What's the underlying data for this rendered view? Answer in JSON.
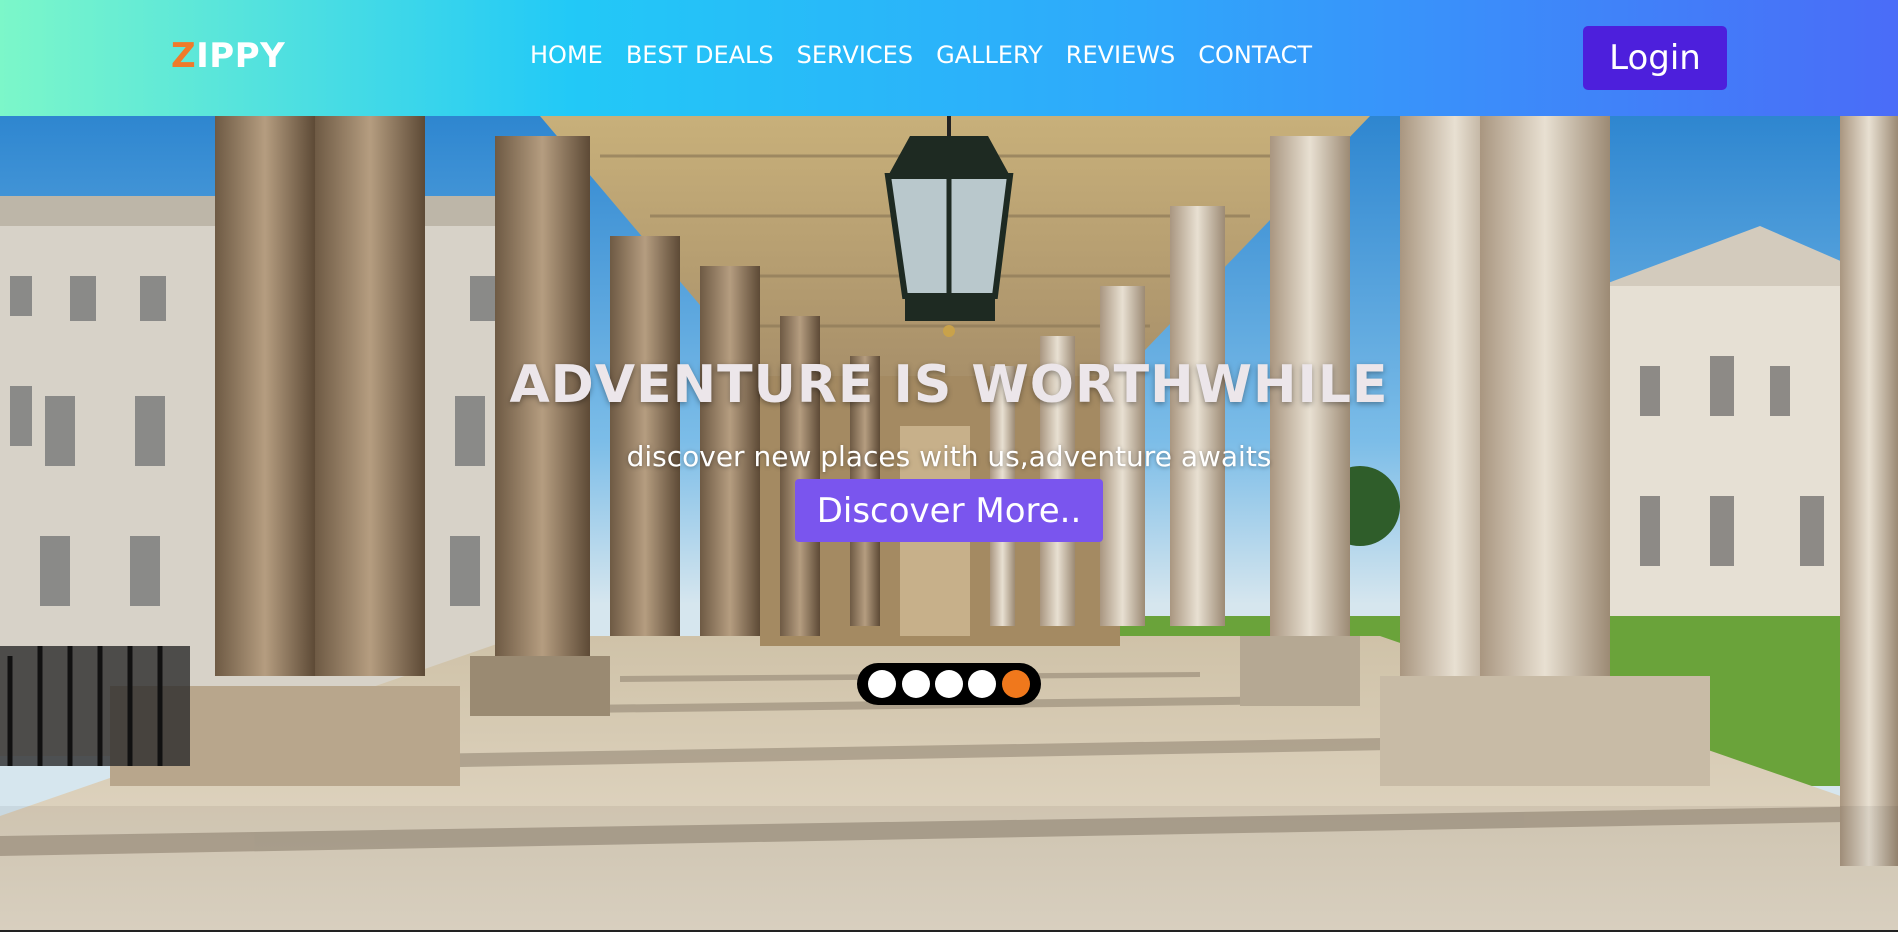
{
  "brand": {
    "first_letter": "Z",
    "rest": "IPPY"
  },
  "nav": {
    "items": [
      {
        "label": "HOME"
      },
      {
        "label": "BEST DEALS"
      },
      {
        "label": "SERVICES"
      },
      {
        "label": "GALLERY"
      },
      {
        "label": "REVIEWS"
      },
      {
        "label": "CONTACT"
      }
    ]
  },
  "login": {
    "label": "Login"
  },
  "hero": {
    "title": "ADVENTURE IS WORTHWHILE",
    "subtitle": "discover new places with us,adventure awaits",
    "cta_label": "Discover More..",
    "slides_total": 5,
    "active_slide": 5
  },
  "colors": {
    "header_gradient": [
      "#7cf7c9",
      "#22c9f7",
      "#2fa8fb",
      "#4a6cf8"
    ],
    "logo_accent": "#f07a2a",
    "login_bg": "#4d1fdc",
    "cta_bg": "#7a55ee",
    "active_dot": "#f0781c"
  }
}
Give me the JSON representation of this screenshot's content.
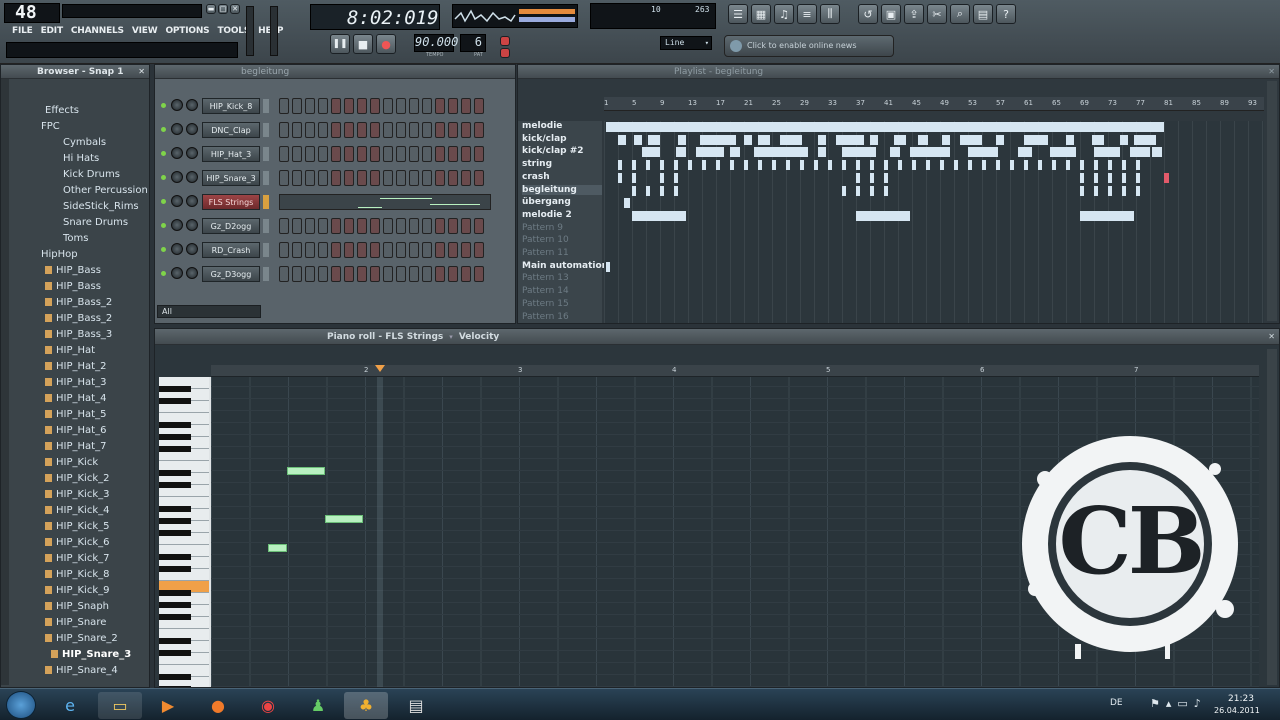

*Given problem:*
Will you set down the records word for word while leaving out every picture?

*Answer to this exercise:*
What's the underlying data for this rendered view? Answer in JSON.
{
  "brand": {
    "first_letter": "Z",
    "rest": "IPPY"
  },
  "nav": {
    "items": [
      {
        "label": "HOME"
      },
      {
        "label": "BEST DEALS"
      },
      {
        "label": "SERVICES"
      },
      {
        "label": "GALLERY"
      },
      {
        "label": "REVIEWS"
      },
      {
        "label": "CONTACT"
      }
    ]
  },
  "login": {
    "label": "Login"
  },
  "hero": {
    "title": "ADVENTURE IS WORTHWHILE",
    "subtitle": "discover new places with us,adventure awaits",
    "cta_label": "Discover More..",
    "slides_total": 5,
    "active_slide": 5
  },
  "colors": {
    "header_gradient": [
      "#7cf7c9",
      "#22c9f7",
      "#2fa8fb",
      "#4a6cf8"
    ],
    "logo_accent": "#f07a2a",
    "login_bg": "#4d1fdc",
    "cta_bg": "#7a55ee",
    "active_dot": "#f0781c"
  }
}
Give me the JSON representation of this screenshot's content.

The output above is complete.